DATA EXCERPTS:
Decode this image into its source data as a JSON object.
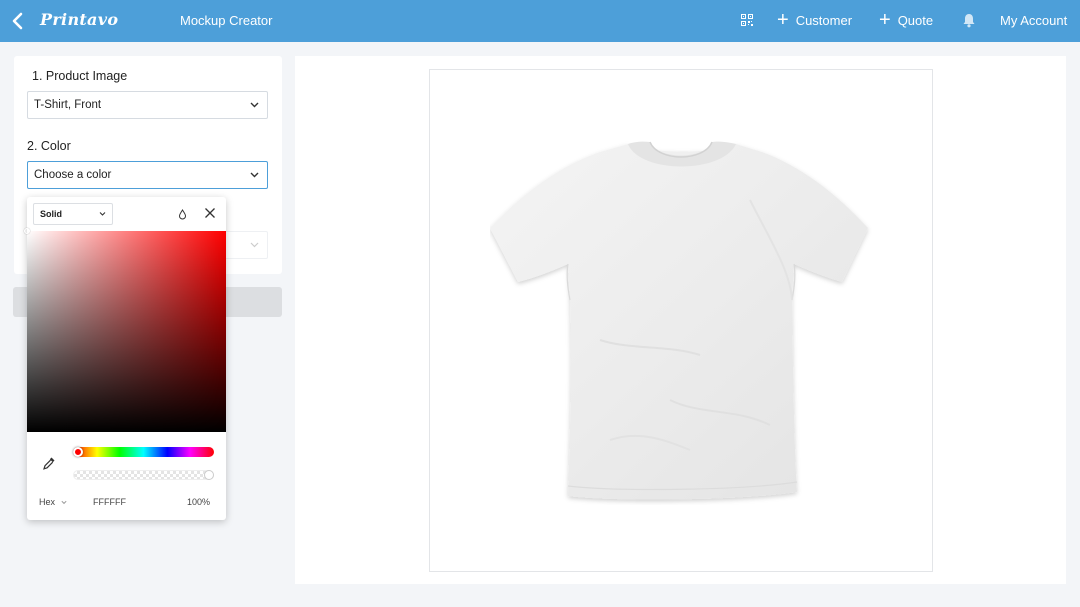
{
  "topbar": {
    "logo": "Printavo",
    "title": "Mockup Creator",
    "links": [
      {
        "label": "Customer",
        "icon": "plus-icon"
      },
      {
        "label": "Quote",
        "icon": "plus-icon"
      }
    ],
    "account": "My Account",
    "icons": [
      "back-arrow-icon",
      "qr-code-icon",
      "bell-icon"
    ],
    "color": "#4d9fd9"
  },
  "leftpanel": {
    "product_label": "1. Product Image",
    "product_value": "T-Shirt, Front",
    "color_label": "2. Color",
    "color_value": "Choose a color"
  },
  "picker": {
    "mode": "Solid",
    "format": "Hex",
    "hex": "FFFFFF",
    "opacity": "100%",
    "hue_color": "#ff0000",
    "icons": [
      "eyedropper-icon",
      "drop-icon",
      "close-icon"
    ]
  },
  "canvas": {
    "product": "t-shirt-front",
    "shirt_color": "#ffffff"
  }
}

EXERCISE DETAILS: Pictures are excluded; copy every other part of the records exactly.

EXPECTED ANSWER:
Decode this image into its source data as a JSON object.
{
  "topbar": {
    "logo": "Printavo",
    "title": "Mockup Creator",
    "links": [
      {
        "label": "Customer",
        "icon": "plus-icon"
      },
      {
        "label": "Quote",
        "icon": "plus-icon"
      }
    ],
    "account": "My Account",
    "icons": [
      "back-arrow-icon",
      "qr-code-icon",
      "bell-icon"
    ],
    "color": "#4d9fd9"
  },
  "leftpanel": {
    "product_label": "1. Product Image",
    "product_value": "T-Shirt, Front",
    "color_label": "2. Color",
    "color_value": "Choose a color"
  },
  "picker": {
    "mode": "Solid",
    "format": "Hex",
    "hex": "FFFFFF",
    "opacity": "100%",
    "hue_color": "#ff0000",
    "icons": [
      "eyedropper-icon",
      "drop-icon",
      "close-icon"
    ]
  },
  "canvas": {
    "product": "t-shirt-front",
    "shirt_color": "#ffffff"
  }
}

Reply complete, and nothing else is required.